* begin INPUT ROWS *

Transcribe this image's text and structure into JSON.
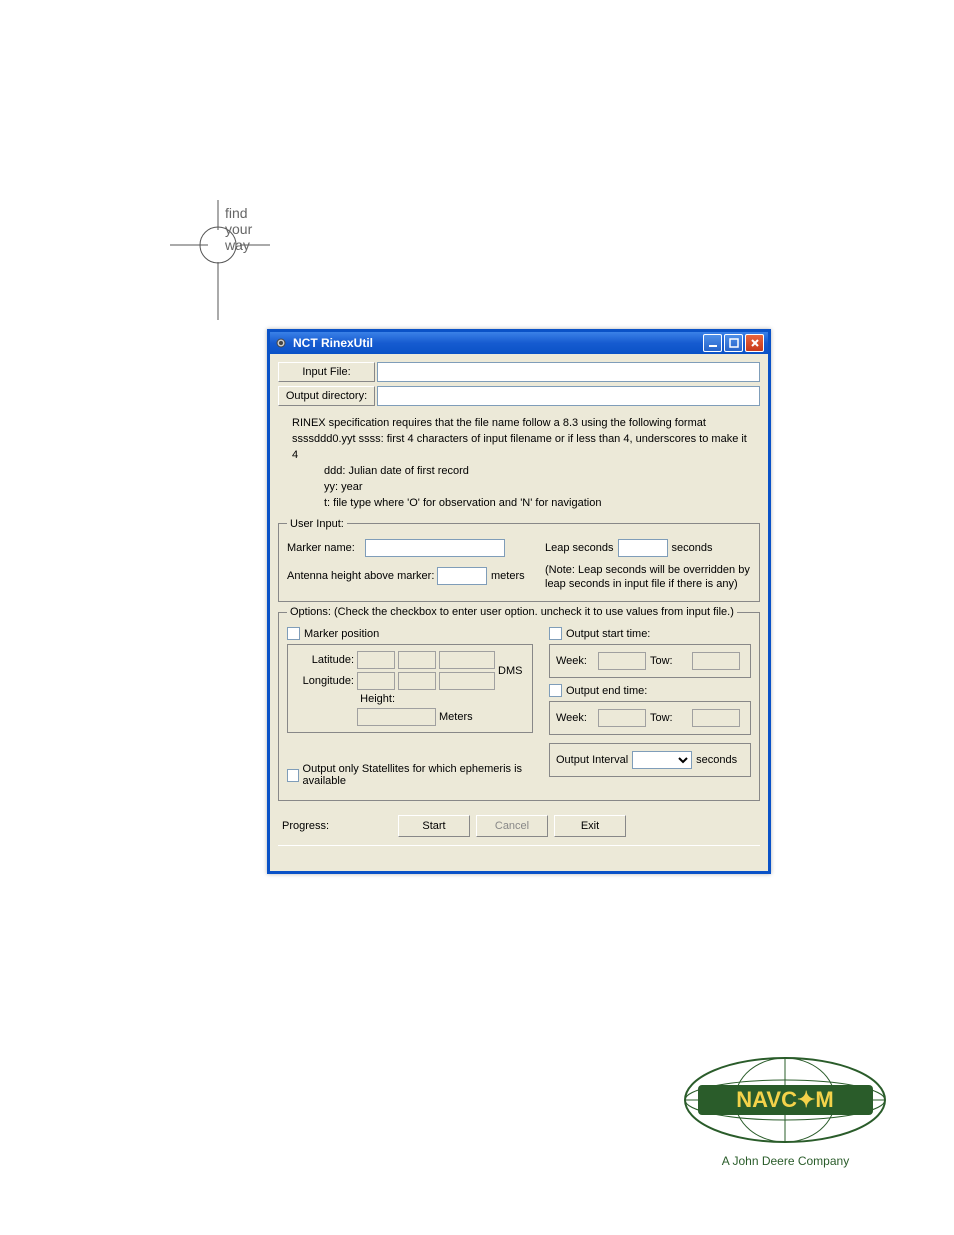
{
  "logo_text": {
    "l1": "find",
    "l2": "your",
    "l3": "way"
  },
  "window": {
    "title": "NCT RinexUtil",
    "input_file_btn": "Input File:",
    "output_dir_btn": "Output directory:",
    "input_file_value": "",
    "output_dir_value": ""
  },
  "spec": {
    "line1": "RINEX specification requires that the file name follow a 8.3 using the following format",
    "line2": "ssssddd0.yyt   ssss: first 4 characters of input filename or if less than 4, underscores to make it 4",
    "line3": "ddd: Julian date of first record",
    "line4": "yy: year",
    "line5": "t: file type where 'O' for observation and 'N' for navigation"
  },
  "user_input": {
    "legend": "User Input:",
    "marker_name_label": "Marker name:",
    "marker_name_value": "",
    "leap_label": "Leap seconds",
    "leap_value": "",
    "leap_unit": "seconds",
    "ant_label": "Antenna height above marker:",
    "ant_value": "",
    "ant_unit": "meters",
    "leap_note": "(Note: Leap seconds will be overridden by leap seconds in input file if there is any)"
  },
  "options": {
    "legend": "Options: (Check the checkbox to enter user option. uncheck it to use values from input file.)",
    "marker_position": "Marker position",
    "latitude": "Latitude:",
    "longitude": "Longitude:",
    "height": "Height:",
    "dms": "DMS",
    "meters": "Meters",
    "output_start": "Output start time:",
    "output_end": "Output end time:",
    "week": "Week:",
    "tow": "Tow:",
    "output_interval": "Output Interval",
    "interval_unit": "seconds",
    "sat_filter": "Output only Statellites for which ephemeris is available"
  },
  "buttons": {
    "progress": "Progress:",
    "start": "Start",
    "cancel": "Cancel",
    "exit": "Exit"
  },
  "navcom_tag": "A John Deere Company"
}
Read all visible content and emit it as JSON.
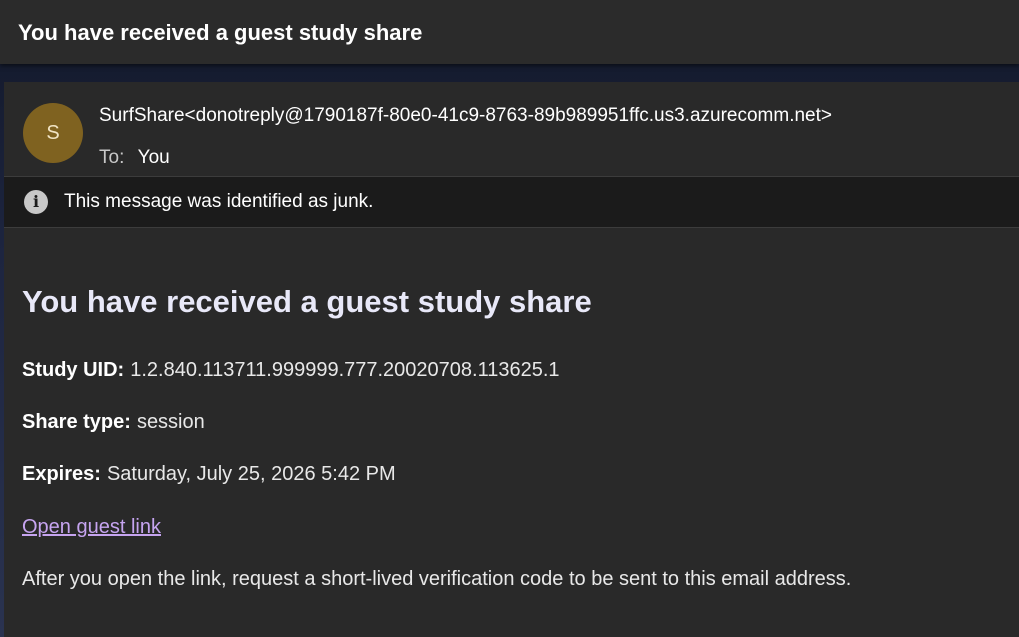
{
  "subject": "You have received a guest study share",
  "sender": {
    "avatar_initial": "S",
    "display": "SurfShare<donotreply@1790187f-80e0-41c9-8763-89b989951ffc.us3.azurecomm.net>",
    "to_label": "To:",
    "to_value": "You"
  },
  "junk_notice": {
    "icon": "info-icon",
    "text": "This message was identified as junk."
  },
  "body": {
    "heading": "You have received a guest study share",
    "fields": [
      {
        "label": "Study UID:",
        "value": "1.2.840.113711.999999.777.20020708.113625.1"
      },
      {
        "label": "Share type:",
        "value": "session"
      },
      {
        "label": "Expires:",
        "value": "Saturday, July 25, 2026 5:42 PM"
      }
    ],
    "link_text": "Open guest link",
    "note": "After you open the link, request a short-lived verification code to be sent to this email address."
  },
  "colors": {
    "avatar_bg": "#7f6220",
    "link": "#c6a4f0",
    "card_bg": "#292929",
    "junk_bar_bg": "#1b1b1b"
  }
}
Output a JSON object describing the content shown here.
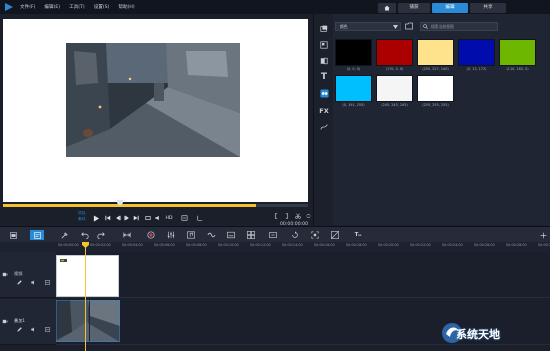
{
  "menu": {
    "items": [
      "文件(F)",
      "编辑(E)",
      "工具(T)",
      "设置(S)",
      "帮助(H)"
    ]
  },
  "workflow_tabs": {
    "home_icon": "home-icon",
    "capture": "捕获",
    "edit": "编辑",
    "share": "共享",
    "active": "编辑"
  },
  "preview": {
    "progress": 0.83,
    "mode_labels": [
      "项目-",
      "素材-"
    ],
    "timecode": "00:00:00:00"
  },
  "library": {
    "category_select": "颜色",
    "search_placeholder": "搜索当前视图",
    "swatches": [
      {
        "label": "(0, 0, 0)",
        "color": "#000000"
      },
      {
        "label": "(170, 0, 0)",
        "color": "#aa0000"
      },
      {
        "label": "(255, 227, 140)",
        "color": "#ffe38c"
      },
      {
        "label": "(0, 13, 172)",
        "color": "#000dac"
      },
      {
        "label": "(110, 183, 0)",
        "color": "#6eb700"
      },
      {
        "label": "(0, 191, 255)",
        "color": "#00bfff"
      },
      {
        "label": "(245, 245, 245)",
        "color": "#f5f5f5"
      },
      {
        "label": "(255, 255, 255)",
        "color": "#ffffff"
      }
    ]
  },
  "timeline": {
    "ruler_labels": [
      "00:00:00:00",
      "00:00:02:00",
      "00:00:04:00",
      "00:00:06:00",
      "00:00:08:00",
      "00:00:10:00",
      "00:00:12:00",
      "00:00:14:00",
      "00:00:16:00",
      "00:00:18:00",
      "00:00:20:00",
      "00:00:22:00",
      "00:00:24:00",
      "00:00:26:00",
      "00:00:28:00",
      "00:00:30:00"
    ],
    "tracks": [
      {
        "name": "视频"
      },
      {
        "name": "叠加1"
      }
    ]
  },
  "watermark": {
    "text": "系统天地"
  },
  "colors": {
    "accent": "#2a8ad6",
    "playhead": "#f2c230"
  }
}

* end INPUT ROWS *
* begin INPUT ROWS *

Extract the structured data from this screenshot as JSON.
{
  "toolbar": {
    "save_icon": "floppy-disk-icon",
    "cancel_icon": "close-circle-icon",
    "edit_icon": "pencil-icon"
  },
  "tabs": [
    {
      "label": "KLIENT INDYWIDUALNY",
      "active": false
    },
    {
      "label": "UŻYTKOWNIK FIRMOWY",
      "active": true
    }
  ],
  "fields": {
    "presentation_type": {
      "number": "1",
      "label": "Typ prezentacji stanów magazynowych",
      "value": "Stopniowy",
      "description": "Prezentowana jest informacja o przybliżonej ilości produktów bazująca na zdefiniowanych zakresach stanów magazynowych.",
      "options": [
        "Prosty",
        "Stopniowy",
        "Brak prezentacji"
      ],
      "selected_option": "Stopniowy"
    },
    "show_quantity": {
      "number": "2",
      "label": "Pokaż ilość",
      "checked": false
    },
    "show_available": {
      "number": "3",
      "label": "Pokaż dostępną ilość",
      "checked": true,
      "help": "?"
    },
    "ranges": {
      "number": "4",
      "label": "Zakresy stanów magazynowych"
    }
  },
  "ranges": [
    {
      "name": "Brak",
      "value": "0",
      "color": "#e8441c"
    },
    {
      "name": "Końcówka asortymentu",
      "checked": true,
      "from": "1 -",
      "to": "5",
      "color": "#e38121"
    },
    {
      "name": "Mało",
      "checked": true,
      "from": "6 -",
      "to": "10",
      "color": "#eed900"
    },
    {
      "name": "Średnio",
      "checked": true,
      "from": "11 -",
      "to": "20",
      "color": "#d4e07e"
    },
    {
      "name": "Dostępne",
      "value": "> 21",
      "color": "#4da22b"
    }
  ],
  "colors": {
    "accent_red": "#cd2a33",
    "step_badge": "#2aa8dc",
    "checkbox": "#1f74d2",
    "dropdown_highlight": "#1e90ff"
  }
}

* end INPUT ROWS *
* begin INPUT ROWS *

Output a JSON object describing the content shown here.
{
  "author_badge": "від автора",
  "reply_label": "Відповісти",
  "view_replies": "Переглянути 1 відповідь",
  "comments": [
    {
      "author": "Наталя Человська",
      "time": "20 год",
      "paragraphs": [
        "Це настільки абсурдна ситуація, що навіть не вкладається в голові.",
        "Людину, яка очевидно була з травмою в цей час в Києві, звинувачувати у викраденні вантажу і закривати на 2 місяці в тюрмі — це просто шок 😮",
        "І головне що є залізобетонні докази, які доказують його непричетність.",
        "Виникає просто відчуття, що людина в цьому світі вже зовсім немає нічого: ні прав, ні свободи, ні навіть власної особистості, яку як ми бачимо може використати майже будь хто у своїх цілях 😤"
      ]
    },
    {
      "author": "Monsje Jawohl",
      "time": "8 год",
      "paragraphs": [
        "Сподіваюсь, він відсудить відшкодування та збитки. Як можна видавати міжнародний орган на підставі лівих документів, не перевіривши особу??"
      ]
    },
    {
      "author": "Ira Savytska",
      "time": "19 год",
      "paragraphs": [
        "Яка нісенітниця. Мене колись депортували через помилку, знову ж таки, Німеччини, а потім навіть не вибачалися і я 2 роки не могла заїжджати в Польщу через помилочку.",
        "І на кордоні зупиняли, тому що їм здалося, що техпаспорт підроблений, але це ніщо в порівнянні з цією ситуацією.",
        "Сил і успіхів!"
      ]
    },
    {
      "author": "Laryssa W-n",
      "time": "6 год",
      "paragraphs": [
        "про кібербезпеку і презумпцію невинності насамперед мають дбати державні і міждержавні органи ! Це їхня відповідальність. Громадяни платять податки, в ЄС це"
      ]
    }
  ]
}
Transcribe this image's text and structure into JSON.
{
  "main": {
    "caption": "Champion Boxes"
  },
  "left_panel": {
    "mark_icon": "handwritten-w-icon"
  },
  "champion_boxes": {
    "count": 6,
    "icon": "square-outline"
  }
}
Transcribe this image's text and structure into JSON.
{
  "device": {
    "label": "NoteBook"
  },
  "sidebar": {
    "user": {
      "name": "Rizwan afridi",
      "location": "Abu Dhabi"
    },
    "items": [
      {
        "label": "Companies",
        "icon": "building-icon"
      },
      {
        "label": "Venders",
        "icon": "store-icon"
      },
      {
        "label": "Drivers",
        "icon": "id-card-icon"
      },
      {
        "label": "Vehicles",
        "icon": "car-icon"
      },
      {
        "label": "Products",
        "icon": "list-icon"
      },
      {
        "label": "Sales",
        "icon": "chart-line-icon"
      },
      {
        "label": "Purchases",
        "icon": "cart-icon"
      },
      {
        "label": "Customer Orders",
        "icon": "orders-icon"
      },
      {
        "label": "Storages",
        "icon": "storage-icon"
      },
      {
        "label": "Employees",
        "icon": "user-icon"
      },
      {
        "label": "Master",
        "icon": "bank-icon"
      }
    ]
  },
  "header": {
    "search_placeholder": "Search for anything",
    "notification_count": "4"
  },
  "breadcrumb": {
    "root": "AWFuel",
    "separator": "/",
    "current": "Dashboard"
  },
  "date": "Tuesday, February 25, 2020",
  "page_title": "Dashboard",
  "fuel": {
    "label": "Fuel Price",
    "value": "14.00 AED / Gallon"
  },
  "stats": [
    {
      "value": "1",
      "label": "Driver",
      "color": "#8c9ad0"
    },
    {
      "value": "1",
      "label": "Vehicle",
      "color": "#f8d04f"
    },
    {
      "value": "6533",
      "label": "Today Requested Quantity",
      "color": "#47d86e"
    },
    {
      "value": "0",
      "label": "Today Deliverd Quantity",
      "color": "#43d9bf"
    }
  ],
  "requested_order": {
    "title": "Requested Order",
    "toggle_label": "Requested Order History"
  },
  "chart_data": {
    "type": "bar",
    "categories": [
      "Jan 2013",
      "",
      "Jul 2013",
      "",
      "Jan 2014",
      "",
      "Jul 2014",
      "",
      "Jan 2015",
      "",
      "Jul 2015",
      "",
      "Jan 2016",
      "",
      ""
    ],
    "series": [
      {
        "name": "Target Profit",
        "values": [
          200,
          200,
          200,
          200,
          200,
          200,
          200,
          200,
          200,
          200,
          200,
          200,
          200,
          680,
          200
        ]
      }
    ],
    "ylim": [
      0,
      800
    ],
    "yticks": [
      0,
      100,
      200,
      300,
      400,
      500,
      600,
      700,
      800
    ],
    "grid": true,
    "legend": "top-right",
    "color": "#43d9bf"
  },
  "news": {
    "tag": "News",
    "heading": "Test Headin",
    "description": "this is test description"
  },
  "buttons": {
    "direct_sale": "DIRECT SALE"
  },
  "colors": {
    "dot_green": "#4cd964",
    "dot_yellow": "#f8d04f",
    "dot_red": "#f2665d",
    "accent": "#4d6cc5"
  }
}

* end INPUT ROWS *

● WHAT YOU SHOULD DO: Copy out each line of the data containing the string "from".

● RIGHT ANSWER:
    "legend": "Options: (Check the checkbox to enter user option. uncheck it to use values from input file.)",
Extract the structured data from this screenshot as JSON.
      "from": "1 -",
      "from": "6 -",
      "from": "11 -",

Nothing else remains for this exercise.